- PASSAGE -
==============================

The statesman spoke at the Round Table Discussion broadcast on
Wednesday night on Cuban radio and television to explain new
increases in electricity prices and increased wages, pensions
and social security.
He pointed out that a revolutionary program to save fuel and
increase power generation is underway using more efficient and
cheaper technologies and formulas.
In order to achieve that goal, drilling machines, massive amounts
of energy-saving saving bulbs, low-consumption electrical
appliances
and power generators have been imported to upgrade Cuba's power
system and eliminate blackouts.
"There will be not a single gasoline truck left after they
are
replaced by diesel, which is much cheaper," stressed the
Cuban
president when listing a series of measures being taken, including
tightening control to avoid illegal sales at gas stations.
That task is being undertaken by thousands of social workers
who have run gas stations in the provinces of Pinar del Rio and
the City of Havana over the past few weeks, a measure that will
spread to the rest of the country.

==============================

- APPLY WHAT YOU READ -
**A)** Answer these questions from the passage on Cuba's energy measures, one per line:
(i) On what night was the Round Table Discussion broadcast?
(ii) What fuel will replace gasoline in the trucks?
(iii) In which provinces have social workers been running gas stations?
**B)** Copy the part of the passage on Cuba's energy measures starting at "The statesman spoke" and ending at "and eliminate blackouts.".
The data that follows is not needed for any of this work.

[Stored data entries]

==============================

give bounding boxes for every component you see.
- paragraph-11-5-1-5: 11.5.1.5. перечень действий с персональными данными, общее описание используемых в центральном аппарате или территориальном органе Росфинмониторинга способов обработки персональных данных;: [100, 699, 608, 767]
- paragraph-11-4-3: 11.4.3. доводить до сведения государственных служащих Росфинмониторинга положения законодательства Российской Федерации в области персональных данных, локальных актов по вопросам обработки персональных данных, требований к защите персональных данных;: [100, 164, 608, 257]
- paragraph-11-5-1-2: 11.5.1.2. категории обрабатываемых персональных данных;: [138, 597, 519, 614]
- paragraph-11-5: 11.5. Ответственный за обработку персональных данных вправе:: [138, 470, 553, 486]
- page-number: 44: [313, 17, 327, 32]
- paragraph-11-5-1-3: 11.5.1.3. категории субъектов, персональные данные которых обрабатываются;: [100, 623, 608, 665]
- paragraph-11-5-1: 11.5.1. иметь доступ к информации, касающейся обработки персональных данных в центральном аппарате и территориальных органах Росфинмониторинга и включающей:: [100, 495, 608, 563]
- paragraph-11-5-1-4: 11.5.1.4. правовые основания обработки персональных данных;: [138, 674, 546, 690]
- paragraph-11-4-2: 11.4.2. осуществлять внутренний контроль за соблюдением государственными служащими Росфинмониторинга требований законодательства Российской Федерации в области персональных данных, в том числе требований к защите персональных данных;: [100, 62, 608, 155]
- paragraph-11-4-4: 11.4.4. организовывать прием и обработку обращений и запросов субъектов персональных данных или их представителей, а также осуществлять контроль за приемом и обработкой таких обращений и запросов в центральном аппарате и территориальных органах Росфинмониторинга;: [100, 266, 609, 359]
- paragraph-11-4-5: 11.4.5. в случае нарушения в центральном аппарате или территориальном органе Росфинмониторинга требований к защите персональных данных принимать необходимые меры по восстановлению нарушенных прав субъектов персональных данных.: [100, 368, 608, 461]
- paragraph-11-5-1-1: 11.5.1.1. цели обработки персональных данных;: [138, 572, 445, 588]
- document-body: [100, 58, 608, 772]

==============================

- EXERCISE RESPONSES -
**A)**
(i) Wednesday night
(ii) Diesel
(iii) Pinar del Rio and the City of Havana

**B)**
The statesman spoke at the Round Table Discussion broadcast on
Wednesday night on Cuban radio and television to explain new
increases in electricity prices and increased wages, pensions
and social security.
He pointed out that a revolutionary program to save fuel and
increase power generation is underway using more efficient and
cheaper technologies and formulas.
In order to achieve that goal, drilling machines, massive amounts
of energy-saving saving bulbs, low-consumption electrical
appliances
and power generators have been imported to upgrade Cuba's power
system and eliminate blackouts.